**Task:**
Your answer should be a single number: the count of lines that hold the word "this".

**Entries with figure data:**
(begin)
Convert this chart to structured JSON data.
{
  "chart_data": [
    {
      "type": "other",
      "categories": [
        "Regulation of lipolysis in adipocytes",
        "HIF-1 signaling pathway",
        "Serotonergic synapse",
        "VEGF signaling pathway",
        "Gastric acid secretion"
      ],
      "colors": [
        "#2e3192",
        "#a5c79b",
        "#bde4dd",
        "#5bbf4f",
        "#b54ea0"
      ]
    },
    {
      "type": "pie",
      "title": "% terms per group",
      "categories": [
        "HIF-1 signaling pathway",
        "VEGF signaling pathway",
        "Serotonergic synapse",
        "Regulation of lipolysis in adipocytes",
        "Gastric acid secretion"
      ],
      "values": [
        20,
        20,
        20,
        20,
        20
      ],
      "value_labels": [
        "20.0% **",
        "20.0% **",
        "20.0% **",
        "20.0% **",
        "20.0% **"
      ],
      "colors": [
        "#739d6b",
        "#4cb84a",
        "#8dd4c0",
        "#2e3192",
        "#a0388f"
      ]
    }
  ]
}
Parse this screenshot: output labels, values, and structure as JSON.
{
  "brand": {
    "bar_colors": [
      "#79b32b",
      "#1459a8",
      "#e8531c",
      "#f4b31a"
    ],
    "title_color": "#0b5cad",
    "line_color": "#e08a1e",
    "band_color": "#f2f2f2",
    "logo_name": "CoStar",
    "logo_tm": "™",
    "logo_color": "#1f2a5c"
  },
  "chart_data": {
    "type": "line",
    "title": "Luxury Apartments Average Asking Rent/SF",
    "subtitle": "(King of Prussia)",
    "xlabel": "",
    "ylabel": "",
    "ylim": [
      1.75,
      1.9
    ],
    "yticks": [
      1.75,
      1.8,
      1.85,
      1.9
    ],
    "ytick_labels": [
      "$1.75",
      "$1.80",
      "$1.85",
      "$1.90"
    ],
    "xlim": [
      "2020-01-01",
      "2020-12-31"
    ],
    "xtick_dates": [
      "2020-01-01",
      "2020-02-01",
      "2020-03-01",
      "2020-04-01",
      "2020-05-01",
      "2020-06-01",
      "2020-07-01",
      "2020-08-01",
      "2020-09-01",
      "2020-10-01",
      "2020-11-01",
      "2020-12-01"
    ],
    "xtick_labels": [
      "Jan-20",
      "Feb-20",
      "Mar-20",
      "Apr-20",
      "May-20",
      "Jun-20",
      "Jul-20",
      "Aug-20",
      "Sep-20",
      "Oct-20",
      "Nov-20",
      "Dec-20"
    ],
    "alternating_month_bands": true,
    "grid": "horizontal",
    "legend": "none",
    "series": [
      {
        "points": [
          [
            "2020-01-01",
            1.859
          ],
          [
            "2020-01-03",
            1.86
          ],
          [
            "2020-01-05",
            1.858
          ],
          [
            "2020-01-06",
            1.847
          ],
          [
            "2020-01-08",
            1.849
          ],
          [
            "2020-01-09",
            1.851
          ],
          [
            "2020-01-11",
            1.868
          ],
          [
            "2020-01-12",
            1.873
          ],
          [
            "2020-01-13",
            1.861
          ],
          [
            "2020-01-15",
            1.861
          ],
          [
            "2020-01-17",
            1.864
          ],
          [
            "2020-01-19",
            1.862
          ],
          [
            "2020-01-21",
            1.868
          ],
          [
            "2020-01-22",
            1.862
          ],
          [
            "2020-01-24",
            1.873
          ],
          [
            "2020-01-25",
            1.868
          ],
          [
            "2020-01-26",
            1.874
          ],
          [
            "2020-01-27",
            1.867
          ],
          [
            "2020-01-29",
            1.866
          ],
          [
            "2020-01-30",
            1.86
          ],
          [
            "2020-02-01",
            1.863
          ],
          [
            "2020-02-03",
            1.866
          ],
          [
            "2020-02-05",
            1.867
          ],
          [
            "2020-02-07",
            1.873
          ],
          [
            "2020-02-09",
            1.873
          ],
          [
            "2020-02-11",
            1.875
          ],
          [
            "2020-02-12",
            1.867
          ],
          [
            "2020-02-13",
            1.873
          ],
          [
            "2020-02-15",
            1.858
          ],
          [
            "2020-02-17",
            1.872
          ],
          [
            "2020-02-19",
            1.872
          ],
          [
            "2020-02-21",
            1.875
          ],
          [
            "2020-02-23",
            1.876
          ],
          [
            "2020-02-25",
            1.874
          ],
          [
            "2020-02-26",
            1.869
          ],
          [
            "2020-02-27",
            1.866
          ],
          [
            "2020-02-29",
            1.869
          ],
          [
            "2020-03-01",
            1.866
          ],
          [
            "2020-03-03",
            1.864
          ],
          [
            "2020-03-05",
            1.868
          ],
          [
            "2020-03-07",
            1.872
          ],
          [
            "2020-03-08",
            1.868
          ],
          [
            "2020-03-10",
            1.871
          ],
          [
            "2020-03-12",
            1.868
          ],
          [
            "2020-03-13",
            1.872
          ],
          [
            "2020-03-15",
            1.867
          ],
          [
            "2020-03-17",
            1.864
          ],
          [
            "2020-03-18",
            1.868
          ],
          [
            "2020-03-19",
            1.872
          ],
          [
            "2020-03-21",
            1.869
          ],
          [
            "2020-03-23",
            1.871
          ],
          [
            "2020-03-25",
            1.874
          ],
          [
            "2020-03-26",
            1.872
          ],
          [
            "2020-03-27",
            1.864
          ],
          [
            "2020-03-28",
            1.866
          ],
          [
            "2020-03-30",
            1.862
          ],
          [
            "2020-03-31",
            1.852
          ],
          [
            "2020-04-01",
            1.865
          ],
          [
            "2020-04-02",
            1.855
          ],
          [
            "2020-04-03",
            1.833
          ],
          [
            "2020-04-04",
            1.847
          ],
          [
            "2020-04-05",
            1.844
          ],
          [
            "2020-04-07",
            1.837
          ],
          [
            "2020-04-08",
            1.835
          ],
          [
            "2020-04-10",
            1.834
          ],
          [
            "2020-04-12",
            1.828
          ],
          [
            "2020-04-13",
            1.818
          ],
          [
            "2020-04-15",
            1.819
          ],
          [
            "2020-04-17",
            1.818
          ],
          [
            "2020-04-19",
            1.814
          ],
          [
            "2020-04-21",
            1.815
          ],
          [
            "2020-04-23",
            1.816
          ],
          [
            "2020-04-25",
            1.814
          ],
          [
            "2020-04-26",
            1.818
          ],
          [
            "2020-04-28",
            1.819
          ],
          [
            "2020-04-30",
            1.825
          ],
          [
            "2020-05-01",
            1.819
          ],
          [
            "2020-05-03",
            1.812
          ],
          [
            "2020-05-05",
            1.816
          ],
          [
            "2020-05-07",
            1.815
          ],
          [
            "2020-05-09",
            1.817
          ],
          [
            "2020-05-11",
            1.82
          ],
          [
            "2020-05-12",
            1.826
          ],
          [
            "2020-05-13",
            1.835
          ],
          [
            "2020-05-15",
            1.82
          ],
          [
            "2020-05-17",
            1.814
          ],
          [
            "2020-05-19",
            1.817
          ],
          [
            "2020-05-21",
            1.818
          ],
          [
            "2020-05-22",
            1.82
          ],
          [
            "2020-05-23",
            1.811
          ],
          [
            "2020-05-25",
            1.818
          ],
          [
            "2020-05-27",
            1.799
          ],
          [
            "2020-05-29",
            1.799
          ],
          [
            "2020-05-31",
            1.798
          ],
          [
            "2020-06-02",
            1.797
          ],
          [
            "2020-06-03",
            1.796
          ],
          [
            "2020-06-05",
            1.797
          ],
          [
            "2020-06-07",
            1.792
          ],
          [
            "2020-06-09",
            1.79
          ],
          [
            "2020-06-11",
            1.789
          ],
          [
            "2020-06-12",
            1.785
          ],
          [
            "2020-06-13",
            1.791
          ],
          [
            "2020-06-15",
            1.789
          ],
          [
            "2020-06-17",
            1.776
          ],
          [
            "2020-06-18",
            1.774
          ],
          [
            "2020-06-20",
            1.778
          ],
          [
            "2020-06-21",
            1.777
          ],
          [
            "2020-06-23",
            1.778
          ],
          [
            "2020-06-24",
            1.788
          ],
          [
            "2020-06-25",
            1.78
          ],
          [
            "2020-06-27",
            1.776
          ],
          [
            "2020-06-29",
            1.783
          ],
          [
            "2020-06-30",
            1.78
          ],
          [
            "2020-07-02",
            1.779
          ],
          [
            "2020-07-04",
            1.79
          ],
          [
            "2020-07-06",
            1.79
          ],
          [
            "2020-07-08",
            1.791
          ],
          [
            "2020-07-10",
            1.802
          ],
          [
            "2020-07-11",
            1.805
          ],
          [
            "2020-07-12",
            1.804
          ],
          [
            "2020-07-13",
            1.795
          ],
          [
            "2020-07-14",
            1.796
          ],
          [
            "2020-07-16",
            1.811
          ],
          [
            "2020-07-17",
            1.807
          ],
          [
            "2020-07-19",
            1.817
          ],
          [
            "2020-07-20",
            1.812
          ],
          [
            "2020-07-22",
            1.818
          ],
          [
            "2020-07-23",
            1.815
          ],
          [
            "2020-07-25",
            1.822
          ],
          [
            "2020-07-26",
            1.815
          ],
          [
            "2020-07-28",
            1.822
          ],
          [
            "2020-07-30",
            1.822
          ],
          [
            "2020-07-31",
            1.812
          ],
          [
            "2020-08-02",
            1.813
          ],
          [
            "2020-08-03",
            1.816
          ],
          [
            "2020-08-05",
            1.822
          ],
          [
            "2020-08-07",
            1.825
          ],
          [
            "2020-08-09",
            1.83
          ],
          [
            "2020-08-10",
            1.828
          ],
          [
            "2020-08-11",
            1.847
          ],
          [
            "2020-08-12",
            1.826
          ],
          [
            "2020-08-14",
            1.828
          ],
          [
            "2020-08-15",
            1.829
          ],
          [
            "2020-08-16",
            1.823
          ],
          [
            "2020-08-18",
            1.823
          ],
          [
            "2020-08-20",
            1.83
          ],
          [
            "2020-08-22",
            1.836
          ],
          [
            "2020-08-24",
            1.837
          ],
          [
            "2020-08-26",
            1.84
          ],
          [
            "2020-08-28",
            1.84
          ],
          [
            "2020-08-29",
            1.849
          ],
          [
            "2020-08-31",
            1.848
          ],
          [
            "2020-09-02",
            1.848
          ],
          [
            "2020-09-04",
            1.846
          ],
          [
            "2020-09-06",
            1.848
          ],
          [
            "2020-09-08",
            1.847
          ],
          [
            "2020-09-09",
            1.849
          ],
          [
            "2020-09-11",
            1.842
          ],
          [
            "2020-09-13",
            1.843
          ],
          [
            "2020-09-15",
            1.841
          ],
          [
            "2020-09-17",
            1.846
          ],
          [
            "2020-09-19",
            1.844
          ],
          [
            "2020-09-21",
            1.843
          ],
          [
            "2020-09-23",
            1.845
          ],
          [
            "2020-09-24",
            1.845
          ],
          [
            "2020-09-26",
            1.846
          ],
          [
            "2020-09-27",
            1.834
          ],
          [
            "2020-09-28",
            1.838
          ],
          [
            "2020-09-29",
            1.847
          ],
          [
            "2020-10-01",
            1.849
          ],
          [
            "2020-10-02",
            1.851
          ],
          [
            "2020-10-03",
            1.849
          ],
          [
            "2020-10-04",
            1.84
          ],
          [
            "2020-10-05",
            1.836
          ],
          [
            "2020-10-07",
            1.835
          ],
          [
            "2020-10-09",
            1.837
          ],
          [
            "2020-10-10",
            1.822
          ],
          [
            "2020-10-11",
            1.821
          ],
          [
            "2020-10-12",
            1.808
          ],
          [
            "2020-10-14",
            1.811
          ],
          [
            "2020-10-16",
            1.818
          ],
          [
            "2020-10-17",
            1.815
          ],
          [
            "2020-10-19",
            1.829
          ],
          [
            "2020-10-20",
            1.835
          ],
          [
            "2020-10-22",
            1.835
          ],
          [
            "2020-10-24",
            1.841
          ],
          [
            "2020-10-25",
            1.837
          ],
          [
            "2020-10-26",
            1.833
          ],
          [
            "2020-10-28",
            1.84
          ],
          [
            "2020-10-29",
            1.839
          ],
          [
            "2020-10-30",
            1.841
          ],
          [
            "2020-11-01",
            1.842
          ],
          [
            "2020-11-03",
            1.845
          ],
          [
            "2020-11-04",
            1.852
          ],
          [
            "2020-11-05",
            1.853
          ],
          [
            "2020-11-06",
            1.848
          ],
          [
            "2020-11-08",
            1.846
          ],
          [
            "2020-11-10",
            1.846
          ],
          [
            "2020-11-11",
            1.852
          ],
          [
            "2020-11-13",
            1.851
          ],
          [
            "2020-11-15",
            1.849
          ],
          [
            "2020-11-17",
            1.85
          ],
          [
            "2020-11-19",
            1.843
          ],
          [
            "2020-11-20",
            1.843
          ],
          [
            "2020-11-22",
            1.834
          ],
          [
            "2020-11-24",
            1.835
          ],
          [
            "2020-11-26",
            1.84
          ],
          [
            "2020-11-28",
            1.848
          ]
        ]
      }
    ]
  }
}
(end)
**Completed exercise:**
2